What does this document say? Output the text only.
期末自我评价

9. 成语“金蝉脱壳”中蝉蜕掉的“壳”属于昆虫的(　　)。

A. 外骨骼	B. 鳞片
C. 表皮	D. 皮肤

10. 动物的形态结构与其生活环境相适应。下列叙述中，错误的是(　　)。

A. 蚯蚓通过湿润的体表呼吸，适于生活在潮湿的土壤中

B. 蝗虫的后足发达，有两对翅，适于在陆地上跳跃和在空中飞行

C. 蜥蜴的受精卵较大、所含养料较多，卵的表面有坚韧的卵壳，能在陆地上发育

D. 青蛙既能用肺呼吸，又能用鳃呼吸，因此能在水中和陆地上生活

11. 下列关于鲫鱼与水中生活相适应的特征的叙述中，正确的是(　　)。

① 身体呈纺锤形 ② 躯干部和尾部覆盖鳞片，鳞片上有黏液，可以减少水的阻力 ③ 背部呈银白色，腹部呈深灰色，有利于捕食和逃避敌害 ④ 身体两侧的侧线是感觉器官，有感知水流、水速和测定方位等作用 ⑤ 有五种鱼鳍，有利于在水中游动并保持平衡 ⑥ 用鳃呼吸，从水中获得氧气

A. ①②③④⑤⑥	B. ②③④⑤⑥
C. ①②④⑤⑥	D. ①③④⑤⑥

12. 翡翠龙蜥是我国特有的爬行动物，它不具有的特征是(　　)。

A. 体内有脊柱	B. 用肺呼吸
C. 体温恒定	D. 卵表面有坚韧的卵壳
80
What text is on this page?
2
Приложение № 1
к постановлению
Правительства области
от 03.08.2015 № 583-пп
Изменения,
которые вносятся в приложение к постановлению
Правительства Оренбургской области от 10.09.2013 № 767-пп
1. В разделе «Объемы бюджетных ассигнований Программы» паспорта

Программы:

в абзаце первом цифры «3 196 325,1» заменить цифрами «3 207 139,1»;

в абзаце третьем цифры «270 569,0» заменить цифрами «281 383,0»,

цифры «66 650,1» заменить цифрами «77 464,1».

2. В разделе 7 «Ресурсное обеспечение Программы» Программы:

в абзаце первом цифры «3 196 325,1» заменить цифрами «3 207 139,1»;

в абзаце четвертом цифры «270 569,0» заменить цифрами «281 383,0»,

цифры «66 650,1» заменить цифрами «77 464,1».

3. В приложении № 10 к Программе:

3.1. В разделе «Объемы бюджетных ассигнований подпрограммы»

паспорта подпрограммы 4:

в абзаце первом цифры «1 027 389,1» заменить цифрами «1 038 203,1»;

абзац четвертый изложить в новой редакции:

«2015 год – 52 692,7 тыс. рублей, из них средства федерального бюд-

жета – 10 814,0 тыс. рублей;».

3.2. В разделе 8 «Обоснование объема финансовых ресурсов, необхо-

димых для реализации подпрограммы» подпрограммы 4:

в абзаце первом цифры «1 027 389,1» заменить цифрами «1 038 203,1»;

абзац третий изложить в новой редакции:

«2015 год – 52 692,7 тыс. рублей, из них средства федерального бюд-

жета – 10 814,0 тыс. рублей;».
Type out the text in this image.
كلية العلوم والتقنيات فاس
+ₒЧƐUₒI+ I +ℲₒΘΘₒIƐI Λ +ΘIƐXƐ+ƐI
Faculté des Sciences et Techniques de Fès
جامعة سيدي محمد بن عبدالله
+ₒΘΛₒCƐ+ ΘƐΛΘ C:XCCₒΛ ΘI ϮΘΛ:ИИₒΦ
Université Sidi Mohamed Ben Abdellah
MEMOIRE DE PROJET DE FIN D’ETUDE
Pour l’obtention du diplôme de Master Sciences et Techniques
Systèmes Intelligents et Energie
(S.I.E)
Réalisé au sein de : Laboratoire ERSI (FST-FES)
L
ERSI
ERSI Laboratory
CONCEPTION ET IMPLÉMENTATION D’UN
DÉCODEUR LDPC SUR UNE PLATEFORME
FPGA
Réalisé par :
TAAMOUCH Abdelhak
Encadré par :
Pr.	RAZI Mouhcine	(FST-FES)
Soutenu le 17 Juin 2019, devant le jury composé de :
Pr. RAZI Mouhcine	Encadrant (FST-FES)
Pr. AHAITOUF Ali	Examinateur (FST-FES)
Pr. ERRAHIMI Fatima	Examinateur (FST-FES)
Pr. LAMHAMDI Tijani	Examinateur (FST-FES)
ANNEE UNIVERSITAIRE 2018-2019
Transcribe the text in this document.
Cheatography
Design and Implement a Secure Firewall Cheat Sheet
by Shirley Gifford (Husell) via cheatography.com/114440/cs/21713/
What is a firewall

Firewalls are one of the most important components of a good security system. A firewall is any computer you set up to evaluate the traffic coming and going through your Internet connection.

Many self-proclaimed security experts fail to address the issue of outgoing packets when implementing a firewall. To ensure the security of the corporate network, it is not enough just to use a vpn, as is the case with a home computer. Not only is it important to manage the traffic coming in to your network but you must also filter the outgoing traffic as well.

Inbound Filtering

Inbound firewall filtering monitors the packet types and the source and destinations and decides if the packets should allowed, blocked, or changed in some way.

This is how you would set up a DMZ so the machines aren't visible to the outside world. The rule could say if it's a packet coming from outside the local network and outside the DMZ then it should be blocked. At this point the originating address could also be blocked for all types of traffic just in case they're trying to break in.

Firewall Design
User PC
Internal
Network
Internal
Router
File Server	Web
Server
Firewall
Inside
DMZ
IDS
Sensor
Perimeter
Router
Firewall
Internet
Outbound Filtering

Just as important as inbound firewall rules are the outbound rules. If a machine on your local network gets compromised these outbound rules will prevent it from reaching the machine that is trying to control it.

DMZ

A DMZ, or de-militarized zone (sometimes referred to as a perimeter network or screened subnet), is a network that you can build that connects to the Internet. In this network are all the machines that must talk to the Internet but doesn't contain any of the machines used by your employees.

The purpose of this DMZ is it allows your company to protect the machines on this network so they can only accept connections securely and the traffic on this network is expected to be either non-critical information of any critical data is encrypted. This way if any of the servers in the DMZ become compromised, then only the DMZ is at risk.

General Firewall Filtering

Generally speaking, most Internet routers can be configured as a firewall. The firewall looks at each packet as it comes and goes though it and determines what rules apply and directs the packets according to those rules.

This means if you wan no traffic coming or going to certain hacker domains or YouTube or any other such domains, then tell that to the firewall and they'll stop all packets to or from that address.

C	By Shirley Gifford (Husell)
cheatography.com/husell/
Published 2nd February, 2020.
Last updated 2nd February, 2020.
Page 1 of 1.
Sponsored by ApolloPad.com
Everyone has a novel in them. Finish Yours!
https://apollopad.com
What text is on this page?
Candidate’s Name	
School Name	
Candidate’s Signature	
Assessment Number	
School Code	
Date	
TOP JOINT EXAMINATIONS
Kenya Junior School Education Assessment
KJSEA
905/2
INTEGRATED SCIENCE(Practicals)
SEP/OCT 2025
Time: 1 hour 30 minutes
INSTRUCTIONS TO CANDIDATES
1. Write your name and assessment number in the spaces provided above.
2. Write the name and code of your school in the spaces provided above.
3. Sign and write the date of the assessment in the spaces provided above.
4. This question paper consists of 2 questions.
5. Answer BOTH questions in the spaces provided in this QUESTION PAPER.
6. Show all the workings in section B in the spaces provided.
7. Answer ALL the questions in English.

### GIVEN INSTRUCTION
Give back all the data exactly as written.

### WRITTEN ANSWER
What does this document say? Output the text only.
期末自我评价

9. 成语“金蝉脱壳”中蝉蜕掉的“壳”属于昆虫的(　　)。

A. 外骨骼	B. 鳞片
C. 表皮	D. 皮肤

10. 动物的形态结构与其生活环境相适应。下列叙述中，错误的是(　　)。

A. 蚯蚓通过湿润的体表呼吸，适于生活在潮湿的土壤中

B. 蝗虫的后足发达，有两对翅，适于在陆地上跳跃和在空中飞行

C. 蜥蜴的受精卵较大、所含养料较多，卵的表面有坚韧的卵壳，能在陆地上发育

D. 青蛙既能用肺呼吸，又能用鳃呼吸，因此能在水中和陆地上生活

11. 下列关于鲫鱼与水中生活相适应的特征的叙述中，正确的是(　　)。

① 身体呈纺锤形 ② 躯干部和尾部覆盖鳞片，鳞片上有黏液，可以减少水的阻力 ③ 背部呈银白色，腹部呈深灰色，有利于捕食和逃避敌害 ④ 身体两侧的侧线是感觉器官，有感知水流、水速和测定方位等作用 ⑤ 有五种鱼鳍，有利于在水中游动并保持平衡 ⑥ 用鳃呼吸，从水中获得氧气

A. ①②③④⑤⑥	B. ②③④⑤⑥
C. ①②④⑤⑥	D. ①③④⑤⑥

12. 翡翠龙蜥是我国特有的爬行动物，它不具有的特征是(　　)。

A. 体内有脊柱	B. 用肺呼吸
C. 体温恒定	D. 卵表面有坚韧的卵壳
80
What text is on this page?
2
Приложение № 1
к постановлению
Правительства области
от 03.08.2015 № 583-пп
Изменения,
которые вносятся в приложение к постановлению
Правительства Оренбургской области от 10.09.2013 № 767-пп
1. В разделе «Объемы бюджетных ассигнований Программы» паспорта

Программы:

в абзаце первом цифры «3 196 325,1» заменить цифрами «3 207 139,1»;

в абзаце третьем цифры «270 569,0» заменить цифрами «281 383,0»,

цифры «66 650,1» заменить цифрами «77 464,1».

2. В разделе 7 «Ресурсное обеспечение Программы» Программы:

в абзаце первом цифры «3 196 325,1» заменить цифрами «3 207 139,1»;

в абзаце четвертом цифры «270 569,0» заменить цифрами «281 383,0»,

цифры «66 650,1» заменить цифрами «77 464,1».

3. В приложении № 10 к Программе:

3.1. В разделе «Объемы бюджетных ассигнований подпрограммы»

паспорта подпрограммы 4:

в абзаце первом цифры «1 027 389,1» заменить цифрами «1 038 203,1»;

абзац четвертый изложить в новой редакции:

«2015 год – 52 692,7 тыс. рублей, из них средства федерального бюд-

жета – 10 814,0 тыс. рублей;».

3.2. В разделе 8 «Обоснование объема финансовых ресурсов, необхо-

димых для реализации подпрограммы» подпрограммы 4:

в абзаце первом цифры «1 027 389,1» заменить цифрами «1 038 203,1»;

абзац третий изложить в новой редакции:

«2015 год – 52 692,7 тыс. рублей, из них средства федерального бюд-

жета – 10 814,0 тыс. рублей;».
Type out the text in this image.
كلية العلوم والتقنيات فاس
+ₒЧƐUₒI+ I +ℲₒΘΘₒIƐI Λ +ΘIƐXƐ+ƐI
Faculté des Sciences et Techniques de Fès
جامعة سيدي محمد بن عبدالله
+ₒΘΛₒCƐ+ ΘƐΛΘ C:XCCₒΛ ΘI ϮΘΛ:ИИₒΦ
Université Sidi Mohamed Ben Abdellah
MEMOIRE DE PROJET DE FIN D’ETUDE
Pour l’obtention du diplôme de Master Sciences et Techniques
Systèmes Intelligents et Energie
(S.I.E)
Réalisé au sein de : Laboratoire ERSI (FST-FES)
L
ERSI
ERSI Laboratory
CONCEPTION ET IMPLÉMENTATION D’UN
DÉCODEUR LDPC SUR UNE PLATEFORME
FPGA
Réalisé par :
TAAMOUCH Abdelhak
Encadré par :
Pr.	RAZI Mouhcine	(FST-FES)
Soutenu le 17 Juin 2019, devant le jury composé de :
Pr. RAZI Mouhcine	Encadrant (FST-FES)
Pr. AHAITOUF Ali	Examinateur (FST-FES)
Pr. ERRAHIMI Fatima	Examinateur (FST-FES)
Pr. LAMHAMDI Tijani	Examinateur (FST-FES)
ANNEE UNIVERSITAIRE 2018-2019
Transcribe the text in this document.
Cheatography
Design and Implement a Secure Firewall Cheat Sheet
by Shirley Gifford (Husell) via cheatography.com/114440/cs/21713/
What is a firewall

Firewalls are one of the most important components of a good security system. A firewall is any computer you set up to evaluate the traffic coming and going through your Internet connection.

Many self-proclaimed security experts fail to address the issue of outgoing packets when implementing a firewall. To ensure the security of the corporate network, it is not enough just to use a vpn, as is the case with a home computer. Not only is it important to manage the traffic coming in to your network but you must also filter the outgoing traffic as well.

Inbound Filtering

Inbound firewall filtering monitors the packet types and the source and destinations and decides if the packets should allowed, blocked, or changed in some way.

This is how you would set up a DMZ so the machines aren't visible to the outside world. The rule could say if it's a packet coming from outside the local network and outside the DMZ then it should be blocked. At this point the originating address could also be blocked for all types of traffic just in case they're trying to break in.

Firewall Design
User PC
Internal
Network
Internal
Router
File Server	Web
Server
Firewall
Inside
DMZ
IDS
Sensor
Perimeter
Router
Firewall
Internet
Outbound Filtering

Just as important as inbound firewall rules are the outbound rules. If a machine on your local network gets compromised these outbound rules will prevent it from reaching the machine that is trying to control it.

DMZ

A DMZ, or de-militarized zone (sometimes referred to as a perimeter network or screened subnet), is a network that you can build that connects to the Internet. In this network are all the machines that must talk to the Internet but doesn't contain any of the machines used by your employees.

The purpose of this DMZ is it allows your company to protect the machines on this network so they can only accept connections securely and the traffic on this network is expected to be either non-critical information of any critical data is encrypted. This way if any of the servers in the DMZ become compromised, then only the DMZ is at risk.

General Firewall Filtering

Generally speaking, most Internet routers can be configured as a firewall. The firewall looks at each packet as it comes and goes though it and determines what rules apply and directs the packets according to those rules.

This means if you wan no traffic coming or going to certain hacker domains or YouTube or any other such domains, then tell that to the firewall and they'll stop all packets to or from that address.

C	By Shirley Gifford (Husell)
cheatography.com/husell/
Published 2nd February, 2020.
Last updated 2nd February, 2020.
Page 1 of 1.
Sponsored by ApolloPad.com
Everyone has a novel in them. Finish Yours!
https://apollopad.com
What text is on this page?
Candidate’s Name	
School Name	
Candidate’s Signature	
Assessment Number	
School Code	
Date	
TOP JOINT EXAMINATIONS
Kenya Junior School Education Assessment
KJSEA
905/2
INTEGRATED SCIENCE(Practicals)
SEP/OCT 2025
Time: 1 hour 30 minutes
INSTRUCTIONS TO CANDIDATES
1. Write your name and assessment number in the spaces provided above.
2. Write the name and code of your school in the spaces provided above.
3. Sign and write the date of the assessment in the spaces provided above.
4. This question paper consists of 2 questions.
5. Answer BOTH questions in the spaces provided in this QUESTION PAPER.
6. Show all the workings in section B in the spaces provided.
7. Answer ALL the questions in English.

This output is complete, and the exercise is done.